(Task to carry out) Give the number of lines that include the word "Risk", nothing more.

(Given records)
== == ==
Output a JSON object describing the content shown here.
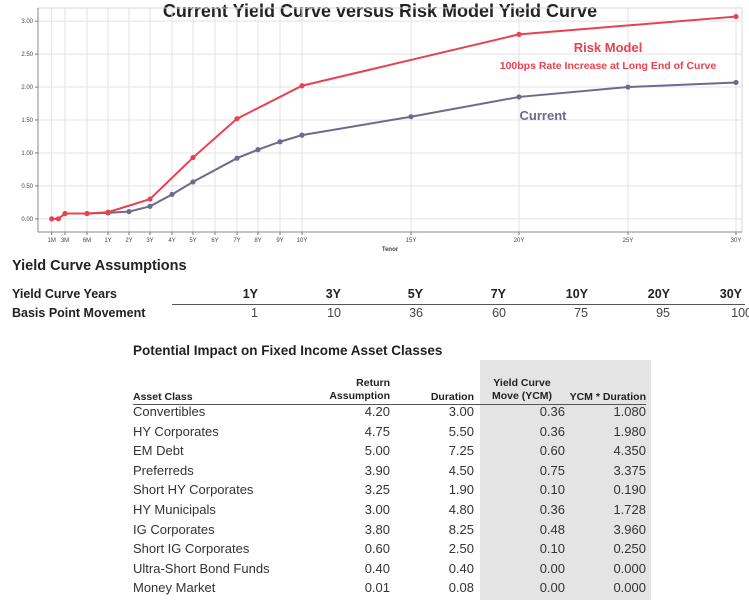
{
  "chart_data": {
    "type": "line",
    "title": "Current Yield Curve versus Risk Model Yield Curve",
    "xlabel": "Tenor",
    "ylabel": "",
    "x_ticks": [
      "1M",
      "3M",
      "6M",
      "1Y",
      "2Y",
      "3Y",
      "4Y",
      "5Y",
      "6Y",
      "7Y",
      "8Y",
      "9Y",
      "10Y",
      "15Y",
      "20Y",
      "25Y",
      "30Y"
    ],
    "y_ticks": [
      "0.00",
      "0.50",
      "1.00",
      "1.50",
      "2.00",
      "2.50",
      "3.00"
    ],
    "ylim": [
      -0.2,
      3.2
    ],
    "grid": true,
    "series": [
      {
        "name": "Risk Model",
        "color": "#e8414f",
        "points": [
          {
            "x": "1M",
            "y": 0.0
          },
          {
            "x": "2M",
            "y": 0.0
          },
          {
            "x": "3M",
            "y": 0.08
          },
          {
            "x": "6M",
            "y": 0.08
          },
          {
            "x": "1Y",
            "y": 0.1
          },
          {
            "x": "3Y",
            "y": 0.3
          },
          {
            "x": "5Y",
            "y": 0.93
          },
          {
            "x": "7Y",
            "y": 1.52
          },
          {
            "x": "10Y",
            "y": 2.02
          },
          {
            "x": "20Y",
            "y": 2.8
          },
          {
            "x": "30Y",
            "y": 3.07
          }
        ]
      },
      {
        "name": "Current",
        "color": "#6e6a8c",
        "points": [
          {
            "x": "3M",
            "y": 0.08
          },
          {
            "x": "6M",
            "y": 0.08
          },
          {
            "x": "1Y",
            "y": 0.09
          },
          {
            "x": "2Y",
            "y": 0.11
          },
          {
            "x": "3Y",
            "y": 0.19
          },
          {
            "x": "4Y",
            "y": 0.37
          },
          {
            "x": "5Y",
            "y": 0.56
          },
          {
            "x": "7Y",
            "y": 0.92
          },
          {
            "x": "8Y",
            "y": 1.05
          },
          {
            "x": "9Y",
            "y": 1.17
          },
          {
            "x": "10Y",
            "y": 1.27
          },
          {
            "x": "15Y",
            "y": 1.55
          },
          {
            "x": "20Y",
            "y": 1.85
          },
          {
            "x": "25Y",
            "y": 2.0
          },
          {
            "x": "30Y",
            "y": 2.07
          }
        ]
      }
    ],
    "annotations": [
      {
        "text": "Risk Model",
        "color": "#e8414f"
      },
      {
        "text": "100bps Rate Increase at Long End of Curve",
        "color": "#e8414f"
      },
      {
        "text": "Current",
        "color": "#6e6a8c"
      }
    ]
  },
  "assumptions": {
    "title": "Yield Curve Assumptions",
    "years_label": "Yield Curve Years",
    "years": [
      "1Y",
      "3Y",
      "5Y",
      "7Y",
      "10Y",
      "20Y",
      "30Y"
    ],
    "movement_label": "Basis Point Movement",
    "movement": [
      "1",
      "10",
      "36",
      "60",
      "75",
      "95",
      "100"
    ]
  },
  "impact": {
    "title": "Potential Impact on Fixed Income Asset Classes",
    "headers": {
      "asset": "Asset Class",
      "return": "Return\nAssumption",
      "duration": "Duration",
      "ycm": "Yield Curve\nMove (YCM)",
      "product": "YCM * Duration"
    },
    "rows": [
      {
        "asset": "Convertibles",
        "ret": "4.20",
        "dur": "3.00",
        "ycm": "0.36",
        "prod": "1.080"
      },
      {
        "asset": "HY Corporates",
        "ret": "4.75",
        "dur": "5.50",
        "ycm": "0.36",
        "prod": "1.980"
      },
      {
        "asset": "EM Debt",
        "ret": "5.00",
        "dur": "7.25",
        "ycm": "0.60",
        "prod": "4.350"
      },
      {
        "asset": "Preferreds",
        "ret": "3.90",
        "dur": "4.50",
        "ycm": "0.75",
        "prod": "3.375"
      },
      {
        "asset": "Short HY Corporates",
        "ret": "3.25",
        "dur": "1.90",
        "ycm": "0.10",
        "prod": "0.190"
      },
      {
        "asset": "HY Municipals",
        "ret": "3.00",
        "dur": "4.80",
        "ycm": "0.36",
        "prod": "1.728"
      },
      {
        "asset": "IG Corporates",
        "ret": "3.80",
        "dur": "8.25",
        "ycm": "0.48",
        "prod": "3.960"
      },
      {
        "asset": "Short IG Corporates",
        "ret": "0.60",
        "dur": "2.50",
        "ycm": "0.10",
        "prod": "0.250"
      },
      {
        "asset": "Ultra-Short Bond Funds",
        "ret": "0.40",
        "dur": "0.40",
        "ycm": "0.00",
        "prod": "0.000"
      },
      {
        "asset": "Money Market",
        "ret": "0.01",
        "dur": "0.08",
        "ycm": "0.00",
        "prod": "0.000"
      }
    ]
  }
}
== == ==
(Solution to this task) 3